Problem to work on =
Reproduce the listing exactly and skip over any pictures.

Data provided =
☆ ☆ ☆ ☆ ☆ ☆ ☆
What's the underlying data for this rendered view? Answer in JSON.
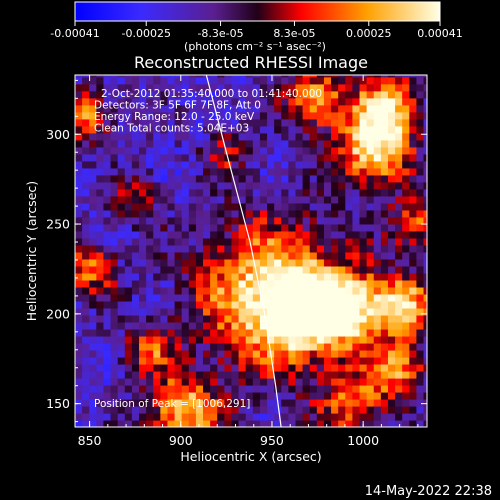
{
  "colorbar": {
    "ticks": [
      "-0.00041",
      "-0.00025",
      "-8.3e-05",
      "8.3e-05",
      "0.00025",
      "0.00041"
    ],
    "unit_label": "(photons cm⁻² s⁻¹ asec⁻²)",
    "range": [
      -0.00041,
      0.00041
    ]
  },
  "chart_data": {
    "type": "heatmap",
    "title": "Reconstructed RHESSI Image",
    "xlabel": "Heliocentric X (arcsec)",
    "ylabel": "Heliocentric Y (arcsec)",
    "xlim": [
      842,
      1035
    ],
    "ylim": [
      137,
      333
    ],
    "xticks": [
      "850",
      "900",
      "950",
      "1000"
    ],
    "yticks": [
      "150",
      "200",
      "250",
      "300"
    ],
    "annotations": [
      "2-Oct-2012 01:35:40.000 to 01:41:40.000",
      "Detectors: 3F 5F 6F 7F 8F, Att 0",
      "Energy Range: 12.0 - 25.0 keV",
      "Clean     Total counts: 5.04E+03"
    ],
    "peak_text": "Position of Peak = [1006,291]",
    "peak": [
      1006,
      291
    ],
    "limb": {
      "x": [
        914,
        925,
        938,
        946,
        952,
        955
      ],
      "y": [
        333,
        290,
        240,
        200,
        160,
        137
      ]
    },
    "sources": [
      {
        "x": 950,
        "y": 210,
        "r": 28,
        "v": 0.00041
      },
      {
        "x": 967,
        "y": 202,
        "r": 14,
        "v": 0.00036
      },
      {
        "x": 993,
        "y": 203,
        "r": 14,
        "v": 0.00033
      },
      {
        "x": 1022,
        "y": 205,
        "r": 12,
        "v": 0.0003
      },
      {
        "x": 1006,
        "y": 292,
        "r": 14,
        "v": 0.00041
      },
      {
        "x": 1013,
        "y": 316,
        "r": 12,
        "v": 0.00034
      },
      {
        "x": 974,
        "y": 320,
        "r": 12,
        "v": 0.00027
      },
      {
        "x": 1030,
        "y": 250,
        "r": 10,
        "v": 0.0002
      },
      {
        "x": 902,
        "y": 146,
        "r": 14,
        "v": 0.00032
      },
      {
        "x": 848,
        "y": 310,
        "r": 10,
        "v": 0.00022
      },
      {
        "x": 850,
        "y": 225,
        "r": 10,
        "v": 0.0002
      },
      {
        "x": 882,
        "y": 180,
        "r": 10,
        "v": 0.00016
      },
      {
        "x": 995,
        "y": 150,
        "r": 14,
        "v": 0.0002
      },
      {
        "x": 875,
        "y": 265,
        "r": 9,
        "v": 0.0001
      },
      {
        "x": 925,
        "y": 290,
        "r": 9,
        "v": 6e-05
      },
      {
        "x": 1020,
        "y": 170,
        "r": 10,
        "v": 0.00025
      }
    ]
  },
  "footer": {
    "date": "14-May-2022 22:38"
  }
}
☆ ☆ ☆ ☆ ☆ ☆ ☆
Answer for this exercise =
What's the underlying data for this rendered view? Answer in JSON.
{
  "colorbar": {
    "ticks": [
      "-0.00041",
      "-0.00025",
      "-8.3e-05",
      "8.3e-05",
      "0.00025",
      "0.00041"
    ],
    "unit_label": "(photons cm⁻² s⁻¹ asec⁻²)",
    "range": [
      -0.00041,
      0.00041
    ]
  },
  "chart_data": {
    "type": "heatmap",
    "title": "Reconstructed RHESSI Image",
    "xlabel": "Heliocentric X (arcsec)",
    "ylabel": "Heliocentric Y (arcsec)",
    "xlim": [
      842,
      1035
    ],
    "ylim": [
      137,
      333
    ],
    "xticks": [
      "850",
      "900",
      "950",
      "1000"
    ],
    "yticks": [
      "150",
      "200",
      "250",
      "300"
    ],
    "annotations": [
      "2-Oct-2012 01:35:40.000 to 01:41:40.000",
      "Detectors: 3F 5F 6F 7F 8F, Att 0",
      "Energy Range: 12.0 - 25.0 keV",
      "Clean     Total counts: 5.04E+03"
    ],
    "peak_text": "Position of Peak = [1006,291]",
    "peak": [
      1006,
      291
    ],
    "limb": {
      "x": [
        914,
        925,
        938,
        946,
        952,
        955
      ],
      "y": [
        333,
        290,
        240,
        200,
        160,
        137
      ]
    },
    "sources": [
      {
        "x": 950,
        "y": 210,
        "r": 28,
        "v": 0.00041
      },
      {
        "x": 967,
        "y": 202,
        "r": 14,
        "v": 0.00036
      },
      {
        "x": 993,
        "y": 203,
        "r": 14,
        "v": 0.00033
      },
      {
        "x": 1022,
        "y": 205,
        "r": 12,
        "v": 0.0003
      },
      {
        "x": 1006,
        "y": 292,
        "r": 14,
        "v": 0.00041
      },
      {
        "x": 1013,
        "y": 316,
        "r": 12,
        "v": 0.00034
      },
      {
        "x": 974,
        "y": 320,
        "r": 12,
        "v": 0.00027
      },
      {
        "x": 1030,
        "y": 250,
        "r": 10,
        "v": 0.0002
      },
      {
        "x": 902,
        "y": 146,
        "r": 14,
        "v": 0.00032
      },
      {
        "x": 848,
        "y": 310,
        "r": 10,
        "v": 0.00022
      },
      {
        "x": 850,
        "y": 225,
        "r": 10,
        "v": 0.0002
      },
      {
        "x": 882,
        "y": 180,
        "r": 10,
        "v": 0.00016
      },
      {
        "x": 995,
        "y": 150,
        "r": 14,
        "v": 0.0002
      },
      {
        "x": 875,
        "y": 265,
        "r": 9,
        "v": 0.0001
      },
      {
        "x": 925,
        "y": 290,
        "r": 9,
        "v": 6e-05
      },
      {
        "x": 1020,
        "y": 170,
        "r": 10,
        "v": 0.00025
      }
    ]
  },
  "footer": {
    "date": "14-May-2022 22:38"
  }
}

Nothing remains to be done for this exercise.